(Records from a collection)

· · · · · · ·

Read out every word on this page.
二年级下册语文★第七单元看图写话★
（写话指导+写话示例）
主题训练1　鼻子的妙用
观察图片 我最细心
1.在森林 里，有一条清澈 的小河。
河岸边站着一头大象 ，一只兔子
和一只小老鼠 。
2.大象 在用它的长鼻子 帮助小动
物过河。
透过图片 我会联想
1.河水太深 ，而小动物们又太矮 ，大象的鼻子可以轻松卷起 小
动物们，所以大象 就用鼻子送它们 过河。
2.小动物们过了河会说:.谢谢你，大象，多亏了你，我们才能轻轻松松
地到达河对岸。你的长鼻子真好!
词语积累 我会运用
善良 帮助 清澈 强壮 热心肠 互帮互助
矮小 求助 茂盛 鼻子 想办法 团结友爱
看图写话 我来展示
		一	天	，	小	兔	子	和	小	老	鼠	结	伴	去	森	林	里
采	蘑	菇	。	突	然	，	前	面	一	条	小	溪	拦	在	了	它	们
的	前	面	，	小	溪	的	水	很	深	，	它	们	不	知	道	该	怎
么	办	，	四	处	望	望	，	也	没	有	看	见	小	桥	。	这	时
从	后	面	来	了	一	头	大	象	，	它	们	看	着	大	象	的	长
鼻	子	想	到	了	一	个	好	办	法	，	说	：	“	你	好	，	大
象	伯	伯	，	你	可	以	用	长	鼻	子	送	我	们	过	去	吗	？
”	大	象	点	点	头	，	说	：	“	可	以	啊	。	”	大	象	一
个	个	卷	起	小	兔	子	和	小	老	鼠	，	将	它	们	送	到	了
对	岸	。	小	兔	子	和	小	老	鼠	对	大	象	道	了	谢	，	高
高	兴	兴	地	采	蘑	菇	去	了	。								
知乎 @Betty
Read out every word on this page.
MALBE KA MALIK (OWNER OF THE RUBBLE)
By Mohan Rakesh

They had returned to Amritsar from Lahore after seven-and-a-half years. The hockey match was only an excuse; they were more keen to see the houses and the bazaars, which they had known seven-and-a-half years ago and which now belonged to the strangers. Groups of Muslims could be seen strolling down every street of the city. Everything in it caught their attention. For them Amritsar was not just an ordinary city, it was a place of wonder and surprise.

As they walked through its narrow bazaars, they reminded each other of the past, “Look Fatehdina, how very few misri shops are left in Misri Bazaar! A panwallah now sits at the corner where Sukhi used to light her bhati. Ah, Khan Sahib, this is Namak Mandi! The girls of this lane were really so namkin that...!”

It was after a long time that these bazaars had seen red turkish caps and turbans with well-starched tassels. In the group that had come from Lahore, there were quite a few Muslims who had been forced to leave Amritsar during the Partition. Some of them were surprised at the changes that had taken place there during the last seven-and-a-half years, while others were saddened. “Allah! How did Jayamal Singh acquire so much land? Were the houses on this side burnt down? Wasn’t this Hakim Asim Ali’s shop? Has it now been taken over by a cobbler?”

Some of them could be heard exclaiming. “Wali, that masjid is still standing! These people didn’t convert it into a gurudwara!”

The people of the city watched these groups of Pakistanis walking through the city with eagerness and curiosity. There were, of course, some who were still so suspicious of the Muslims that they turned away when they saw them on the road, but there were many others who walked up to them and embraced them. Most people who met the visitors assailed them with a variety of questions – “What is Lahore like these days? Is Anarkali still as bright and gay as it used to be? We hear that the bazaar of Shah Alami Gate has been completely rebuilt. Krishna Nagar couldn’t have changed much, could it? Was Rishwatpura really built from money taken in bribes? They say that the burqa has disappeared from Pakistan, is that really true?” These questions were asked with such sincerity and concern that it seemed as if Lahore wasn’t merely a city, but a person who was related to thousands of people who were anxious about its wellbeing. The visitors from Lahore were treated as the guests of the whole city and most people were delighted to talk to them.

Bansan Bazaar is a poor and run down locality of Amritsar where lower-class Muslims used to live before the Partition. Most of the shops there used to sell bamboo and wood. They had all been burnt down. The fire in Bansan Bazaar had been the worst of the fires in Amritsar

· · · · · · ·

INSTRUCTIONS TO FOLLOW: The lines above should be duplicated exactly.

TASK RESPONSE:
Read out every word on this page.
二年级下册语文★第七单元看图写话★
（写话指导+写话示例）
主题训练1　鼻子的妙用
观察图片 我最细心
1.在森林 里，有一条清澈 的小河。
河岸边站着一头大象 ，一只兔子
和一只小老鼠 。
2.大象 在用它的长鼻子 帮助小动
物过河。
透过图片 我会联想
1.河水太深 ，而小动物们又太矮 ，大象的鼻子可以轻松卷起 小
动物们，所以大象 就用鼻子送它们 过河。
2.小动物们过了河会说:.谢谢你，大象，多亏了你，我们才能轻轻松松
地到达河对岸。你的长鼻子真好!
词语积累 我会运用
善良 帮助 清澈 强壮 热心肠 互帮互助
矮小 求助 茂盛 鼻子 想办法 团结友爱
看图写话 我来展示
		一	天	，	小	兔	子	和	小	老	鼠	结	伴	去	森	林	里
采	蘑	菇	。	突	然	，	前	面	一	条	小	溪	拦	在	了	它	们
的	前	面	，	小	溪	的	水	很	深	，	它	们	不	知	道	该	怎
么	办	，	四	处	望	望	，	也	没	有	看	见	小	桥	。	这	时
从	后	面	来	了	一	头	大	象	，	它	们	看	着	大	象	的	长
鼻	子	想	到	了	一	个	好	办	法	，	说	：	“	你	好	，	大
象	伯	伯	，	你	可	以	用	长	鼻	子	送	我	们	过	去	吗	？
”	大	象	点	点	头	，	说	：	“	可	以	啊	。	”	大	象	一
个	个	卷	起	小	兔	子	和	小	老	鼠	，	将	它	们	送	到	了
对	岸	。	小	兔	子	和	小	老	鼠	对	大	象	道	了	谢	，	高
高	兴	兴	地	采	蘑	菇	去	了	。								
知乎 @Betty
Read out every word on this page.
MALBE KA MALIK (OWNER OF THE RUBBLE)
By Mohan Rakesh

They had returned to Amritsar from Lahore after seven-and-a-half years. The hockey match was only an excuse; they were more keen to see the houses and the bazaars, which they had known seven-and-a-half years ago and which now belonged to the strangers. Groups of Muslims could be seen strolling down every street of the city. Everything in it caught their attention. For them Amritsar was not just an ordinary city, it was a place of wonder and surprise.

As they walked through its narrow bazaars, they reminded each other of the past, “Look Fatehdina, how very few misri shops are left in Misri Bazaar! A panwallah now sits at the corner where Sukhi used to light her bhati. Ah, Khan Sahib, this is Namak Mandi! The girls of this lane were really so namkin that...!”

It was after a long time that these bazaars had seen red turkish caps and turbans with well-starched tassels. In the group that had come from Lahore, there were quite a few Muslims who had been forced to leave Amritsar during the Partition. Some of them were surprised at the changes that had taken place there during the last seven-and-a-half years, while others were saddened. “Allah! How did Jayamal Singh acquire so much land? Were the houses on this side burnt down? Wasn’t this Hakim Asim Ali’s shop? Has it now been taken over by a cobbler?”

Some of them could be heard exclaiming. “Wali, that masjid is still standing! These people didn’t convert it into a gurudwara!”

The people of the city watched these groups of Pakistanis walking through the city with eagerness and curiosity. There were, of course, some who were still so suspicious of the Muslims that they turned away when they saw them on the road, but there were many others who walked up to them and embraced them. Most people who met the visitors assailed them with a variety of questions – “What is Lahore like these days? Is Anarkali still as bright and gay as it used to be? We hear that the bazaar of Shah Alami Gate has been completely rebuilt. Krishna Nagar couldn’t have changed much, could it? Was Rishwatpura really built from money taken in bribes? They say that the burqa has disappeared from Pakistan, is that really true?” These questions were asked with such sincerity and concern that it seemed as if Lahore wasn’t merely a city, but a person who was related to thousands of people who were anxious about its wellbeing. The visitors from Lahore were treated as the guests of the whole city and most people were delighted to talk to them.

Bansan Bazaar is a poor and run down locality of Amritsar where lower-class Muslims used to live before the Partition. Most of the shops there used to sell bamboo and wood. They had all been burnt down. The fire in Bansan Bazaar had been the worst of the fires in Amritsar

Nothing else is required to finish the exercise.